» **EXERCISE GOAL**: Find all lines in the listing that include the word "text", then copy them.

====

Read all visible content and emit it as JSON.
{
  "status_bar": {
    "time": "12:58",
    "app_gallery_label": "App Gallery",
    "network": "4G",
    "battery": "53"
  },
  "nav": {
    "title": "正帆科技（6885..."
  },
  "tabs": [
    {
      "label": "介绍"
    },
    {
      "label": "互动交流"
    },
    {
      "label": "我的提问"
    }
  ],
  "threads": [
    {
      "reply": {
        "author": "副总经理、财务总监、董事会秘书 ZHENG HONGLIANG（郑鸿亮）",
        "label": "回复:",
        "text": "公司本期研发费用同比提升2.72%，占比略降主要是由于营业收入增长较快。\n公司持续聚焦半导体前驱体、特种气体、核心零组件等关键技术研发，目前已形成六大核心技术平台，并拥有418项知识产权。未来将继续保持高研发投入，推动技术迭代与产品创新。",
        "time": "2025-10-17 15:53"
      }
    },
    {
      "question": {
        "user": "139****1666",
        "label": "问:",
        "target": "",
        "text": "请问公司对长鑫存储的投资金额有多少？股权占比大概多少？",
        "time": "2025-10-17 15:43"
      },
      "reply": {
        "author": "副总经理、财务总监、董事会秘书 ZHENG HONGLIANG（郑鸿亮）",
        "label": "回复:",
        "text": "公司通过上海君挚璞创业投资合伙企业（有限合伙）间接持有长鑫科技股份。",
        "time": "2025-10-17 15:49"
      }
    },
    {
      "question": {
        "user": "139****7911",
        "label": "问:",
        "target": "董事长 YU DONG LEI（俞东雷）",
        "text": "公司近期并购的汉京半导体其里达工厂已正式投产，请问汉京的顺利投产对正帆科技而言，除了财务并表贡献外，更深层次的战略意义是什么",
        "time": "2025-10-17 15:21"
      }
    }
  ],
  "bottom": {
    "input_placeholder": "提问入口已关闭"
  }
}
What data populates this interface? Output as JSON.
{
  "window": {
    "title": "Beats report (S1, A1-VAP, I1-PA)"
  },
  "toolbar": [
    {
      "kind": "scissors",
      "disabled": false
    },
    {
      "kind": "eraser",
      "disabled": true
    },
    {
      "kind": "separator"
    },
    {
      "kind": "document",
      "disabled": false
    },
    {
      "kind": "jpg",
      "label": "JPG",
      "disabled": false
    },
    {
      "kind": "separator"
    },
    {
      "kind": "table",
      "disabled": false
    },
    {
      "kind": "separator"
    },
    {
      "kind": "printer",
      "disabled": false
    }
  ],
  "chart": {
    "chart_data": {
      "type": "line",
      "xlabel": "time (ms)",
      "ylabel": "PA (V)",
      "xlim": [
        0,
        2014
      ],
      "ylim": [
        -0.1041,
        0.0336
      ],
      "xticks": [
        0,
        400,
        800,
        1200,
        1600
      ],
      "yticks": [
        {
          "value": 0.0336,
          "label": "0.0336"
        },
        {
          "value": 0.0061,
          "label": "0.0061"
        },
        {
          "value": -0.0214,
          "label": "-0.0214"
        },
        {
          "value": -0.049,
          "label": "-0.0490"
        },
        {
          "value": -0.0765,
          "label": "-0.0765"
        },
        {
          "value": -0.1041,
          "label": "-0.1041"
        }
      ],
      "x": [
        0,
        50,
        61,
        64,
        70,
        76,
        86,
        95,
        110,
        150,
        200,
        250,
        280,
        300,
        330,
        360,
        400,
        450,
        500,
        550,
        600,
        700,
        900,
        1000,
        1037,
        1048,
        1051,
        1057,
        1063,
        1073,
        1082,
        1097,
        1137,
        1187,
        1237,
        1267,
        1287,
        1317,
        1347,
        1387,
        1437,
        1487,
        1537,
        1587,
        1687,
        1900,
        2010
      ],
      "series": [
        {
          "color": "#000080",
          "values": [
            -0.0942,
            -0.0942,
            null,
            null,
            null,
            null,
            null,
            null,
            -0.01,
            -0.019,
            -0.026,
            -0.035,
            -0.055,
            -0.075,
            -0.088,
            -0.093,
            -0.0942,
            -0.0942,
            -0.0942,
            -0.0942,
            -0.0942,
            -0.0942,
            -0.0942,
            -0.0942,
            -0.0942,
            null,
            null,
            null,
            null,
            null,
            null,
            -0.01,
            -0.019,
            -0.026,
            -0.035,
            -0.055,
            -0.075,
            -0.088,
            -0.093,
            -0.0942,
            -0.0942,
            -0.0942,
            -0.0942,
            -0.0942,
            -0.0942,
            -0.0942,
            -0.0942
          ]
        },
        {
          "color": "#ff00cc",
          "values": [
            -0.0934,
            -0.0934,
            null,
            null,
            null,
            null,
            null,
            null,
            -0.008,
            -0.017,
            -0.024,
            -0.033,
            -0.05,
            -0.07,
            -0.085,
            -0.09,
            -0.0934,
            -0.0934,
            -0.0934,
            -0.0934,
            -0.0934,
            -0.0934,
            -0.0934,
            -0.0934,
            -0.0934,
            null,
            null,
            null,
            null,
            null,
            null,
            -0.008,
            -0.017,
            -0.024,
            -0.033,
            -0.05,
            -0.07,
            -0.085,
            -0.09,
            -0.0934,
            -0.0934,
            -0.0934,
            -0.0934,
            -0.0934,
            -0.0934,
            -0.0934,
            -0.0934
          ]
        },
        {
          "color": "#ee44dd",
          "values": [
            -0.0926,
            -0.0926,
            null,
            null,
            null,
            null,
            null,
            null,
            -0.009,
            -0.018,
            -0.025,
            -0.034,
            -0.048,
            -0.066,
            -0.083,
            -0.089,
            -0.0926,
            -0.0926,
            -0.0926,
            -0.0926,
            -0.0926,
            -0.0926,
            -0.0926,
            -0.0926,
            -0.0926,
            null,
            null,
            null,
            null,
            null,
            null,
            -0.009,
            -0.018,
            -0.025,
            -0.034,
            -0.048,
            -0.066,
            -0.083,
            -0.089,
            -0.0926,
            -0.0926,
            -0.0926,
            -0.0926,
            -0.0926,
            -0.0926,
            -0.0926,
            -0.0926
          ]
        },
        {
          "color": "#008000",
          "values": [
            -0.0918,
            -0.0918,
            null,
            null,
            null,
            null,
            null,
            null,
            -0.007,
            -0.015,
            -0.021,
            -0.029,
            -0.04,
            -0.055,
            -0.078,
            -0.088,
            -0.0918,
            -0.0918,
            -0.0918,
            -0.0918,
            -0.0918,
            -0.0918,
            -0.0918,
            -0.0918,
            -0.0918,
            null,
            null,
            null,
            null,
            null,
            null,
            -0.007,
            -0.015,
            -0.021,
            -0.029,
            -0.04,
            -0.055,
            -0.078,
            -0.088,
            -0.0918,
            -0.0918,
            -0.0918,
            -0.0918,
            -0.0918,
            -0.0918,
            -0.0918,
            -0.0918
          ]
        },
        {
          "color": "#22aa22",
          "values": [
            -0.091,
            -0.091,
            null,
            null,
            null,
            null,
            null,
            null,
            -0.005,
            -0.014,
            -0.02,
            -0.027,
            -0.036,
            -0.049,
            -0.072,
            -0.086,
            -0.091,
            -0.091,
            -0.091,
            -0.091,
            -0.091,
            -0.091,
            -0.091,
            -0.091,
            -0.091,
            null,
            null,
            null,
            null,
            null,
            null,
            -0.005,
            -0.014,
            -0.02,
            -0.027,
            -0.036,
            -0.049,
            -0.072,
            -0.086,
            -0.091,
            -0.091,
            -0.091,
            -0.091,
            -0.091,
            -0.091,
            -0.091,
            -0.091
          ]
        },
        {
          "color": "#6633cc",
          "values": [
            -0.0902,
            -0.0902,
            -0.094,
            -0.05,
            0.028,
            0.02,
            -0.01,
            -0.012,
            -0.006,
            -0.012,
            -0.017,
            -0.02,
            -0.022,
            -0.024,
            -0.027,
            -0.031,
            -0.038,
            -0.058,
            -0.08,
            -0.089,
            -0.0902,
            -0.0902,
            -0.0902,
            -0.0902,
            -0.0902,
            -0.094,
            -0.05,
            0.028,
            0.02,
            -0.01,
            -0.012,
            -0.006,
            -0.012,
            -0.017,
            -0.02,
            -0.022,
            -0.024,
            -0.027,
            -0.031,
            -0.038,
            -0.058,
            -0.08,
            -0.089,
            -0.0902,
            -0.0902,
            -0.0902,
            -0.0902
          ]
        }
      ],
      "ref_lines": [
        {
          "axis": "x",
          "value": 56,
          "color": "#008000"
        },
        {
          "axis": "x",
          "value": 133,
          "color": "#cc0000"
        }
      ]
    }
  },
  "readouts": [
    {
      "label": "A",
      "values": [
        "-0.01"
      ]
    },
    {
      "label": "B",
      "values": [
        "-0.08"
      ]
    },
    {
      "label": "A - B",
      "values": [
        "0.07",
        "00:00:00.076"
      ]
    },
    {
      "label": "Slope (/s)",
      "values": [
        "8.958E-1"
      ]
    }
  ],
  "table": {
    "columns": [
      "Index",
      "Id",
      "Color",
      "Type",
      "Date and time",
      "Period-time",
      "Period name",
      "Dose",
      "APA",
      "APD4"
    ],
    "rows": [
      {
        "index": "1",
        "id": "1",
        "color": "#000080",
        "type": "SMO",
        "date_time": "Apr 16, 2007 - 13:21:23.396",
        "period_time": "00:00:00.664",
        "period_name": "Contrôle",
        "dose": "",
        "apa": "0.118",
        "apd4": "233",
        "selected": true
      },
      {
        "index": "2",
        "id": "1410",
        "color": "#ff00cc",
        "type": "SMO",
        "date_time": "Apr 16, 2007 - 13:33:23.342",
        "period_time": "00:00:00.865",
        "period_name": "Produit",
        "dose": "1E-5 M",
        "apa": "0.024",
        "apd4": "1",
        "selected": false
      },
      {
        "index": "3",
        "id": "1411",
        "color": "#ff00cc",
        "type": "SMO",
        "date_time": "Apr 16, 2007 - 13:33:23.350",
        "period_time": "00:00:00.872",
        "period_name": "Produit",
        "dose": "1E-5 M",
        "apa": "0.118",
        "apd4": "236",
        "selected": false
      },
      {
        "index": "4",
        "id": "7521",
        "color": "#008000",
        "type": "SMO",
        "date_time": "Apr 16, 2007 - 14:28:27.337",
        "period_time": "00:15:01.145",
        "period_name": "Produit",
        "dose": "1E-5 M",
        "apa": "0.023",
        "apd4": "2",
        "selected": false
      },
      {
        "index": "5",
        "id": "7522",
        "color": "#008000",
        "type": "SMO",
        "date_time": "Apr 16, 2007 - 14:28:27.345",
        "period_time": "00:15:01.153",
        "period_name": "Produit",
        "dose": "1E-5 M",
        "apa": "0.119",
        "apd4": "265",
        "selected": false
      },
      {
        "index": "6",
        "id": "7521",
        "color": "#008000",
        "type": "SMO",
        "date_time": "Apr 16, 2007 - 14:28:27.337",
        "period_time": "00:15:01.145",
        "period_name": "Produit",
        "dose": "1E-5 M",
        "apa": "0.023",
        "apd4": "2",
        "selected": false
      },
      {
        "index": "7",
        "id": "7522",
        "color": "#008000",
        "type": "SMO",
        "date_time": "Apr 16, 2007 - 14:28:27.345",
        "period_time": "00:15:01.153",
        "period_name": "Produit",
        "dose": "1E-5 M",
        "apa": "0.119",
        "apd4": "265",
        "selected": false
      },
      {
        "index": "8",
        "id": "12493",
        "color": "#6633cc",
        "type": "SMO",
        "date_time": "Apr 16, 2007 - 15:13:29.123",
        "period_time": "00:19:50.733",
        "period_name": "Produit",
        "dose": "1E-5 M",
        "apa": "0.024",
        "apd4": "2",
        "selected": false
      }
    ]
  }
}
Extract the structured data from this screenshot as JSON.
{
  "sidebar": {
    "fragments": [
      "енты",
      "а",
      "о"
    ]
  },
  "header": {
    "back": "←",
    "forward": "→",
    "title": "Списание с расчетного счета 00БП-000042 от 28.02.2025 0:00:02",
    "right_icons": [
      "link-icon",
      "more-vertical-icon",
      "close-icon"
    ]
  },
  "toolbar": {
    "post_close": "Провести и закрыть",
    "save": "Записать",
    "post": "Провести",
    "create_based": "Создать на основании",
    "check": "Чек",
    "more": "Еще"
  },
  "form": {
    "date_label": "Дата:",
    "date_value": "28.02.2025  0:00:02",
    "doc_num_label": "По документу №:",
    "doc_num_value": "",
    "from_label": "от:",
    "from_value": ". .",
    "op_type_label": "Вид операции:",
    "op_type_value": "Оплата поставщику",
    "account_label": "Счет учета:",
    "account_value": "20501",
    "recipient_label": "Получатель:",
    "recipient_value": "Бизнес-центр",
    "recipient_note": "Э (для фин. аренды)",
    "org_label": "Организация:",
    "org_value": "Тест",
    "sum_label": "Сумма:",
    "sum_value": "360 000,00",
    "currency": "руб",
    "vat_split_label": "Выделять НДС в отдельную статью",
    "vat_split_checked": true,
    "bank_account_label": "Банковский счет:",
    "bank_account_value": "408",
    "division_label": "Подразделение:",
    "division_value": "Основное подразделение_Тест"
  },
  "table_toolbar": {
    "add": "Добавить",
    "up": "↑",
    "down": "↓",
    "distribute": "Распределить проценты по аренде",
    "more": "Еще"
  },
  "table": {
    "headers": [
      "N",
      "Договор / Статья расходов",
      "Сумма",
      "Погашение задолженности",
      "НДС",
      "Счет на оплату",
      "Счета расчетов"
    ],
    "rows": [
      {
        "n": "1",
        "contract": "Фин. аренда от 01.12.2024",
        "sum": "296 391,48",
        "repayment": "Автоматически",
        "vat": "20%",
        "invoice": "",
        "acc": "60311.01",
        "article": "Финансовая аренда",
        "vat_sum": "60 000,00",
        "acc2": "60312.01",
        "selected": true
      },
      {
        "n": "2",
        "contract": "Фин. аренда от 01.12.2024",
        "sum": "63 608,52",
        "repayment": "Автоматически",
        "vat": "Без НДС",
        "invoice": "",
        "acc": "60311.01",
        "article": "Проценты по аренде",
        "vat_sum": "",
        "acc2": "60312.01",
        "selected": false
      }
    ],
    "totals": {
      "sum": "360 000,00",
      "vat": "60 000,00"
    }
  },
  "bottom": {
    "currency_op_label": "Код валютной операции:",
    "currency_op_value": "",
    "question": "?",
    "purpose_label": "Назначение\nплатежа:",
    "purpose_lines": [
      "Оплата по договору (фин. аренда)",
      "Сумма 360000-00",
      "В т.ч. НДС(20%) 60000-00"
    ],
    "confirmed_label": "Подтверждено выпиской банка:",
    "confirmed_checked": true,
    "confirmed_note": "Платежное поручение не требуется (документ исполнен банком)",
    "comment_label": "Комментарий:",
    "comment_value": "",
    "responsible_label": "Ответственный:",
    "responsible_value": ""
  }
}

====

» **EXPECTED ANSWER**:
        "text": "公司本期研发费用同比提升2.72%，占比略降主要是由于营业收入增长较快。\n公司持续聚焦半导体前驱体、特种气体、核心零组件等关键技术研发，目前已形成六大核心技术平台，并拥有418项知识产权。未来将继续保持高研发投入，推动技术迭代与产品创新。",
        "text": "请问公司对长鑫存储的投资金额有多少？股权占比大概多少？",
        "text": "公司通过上海君挚璞创业投资合伙企业（有限合伙）间接持有长鑫科技股份。",
        "text": "公司近期并购的汉京半导体其里达工厂已正式投产，请问汉京的顺利投产对正帆科技而言，除了财务并表贡献外，更深层次的战略意义是什么",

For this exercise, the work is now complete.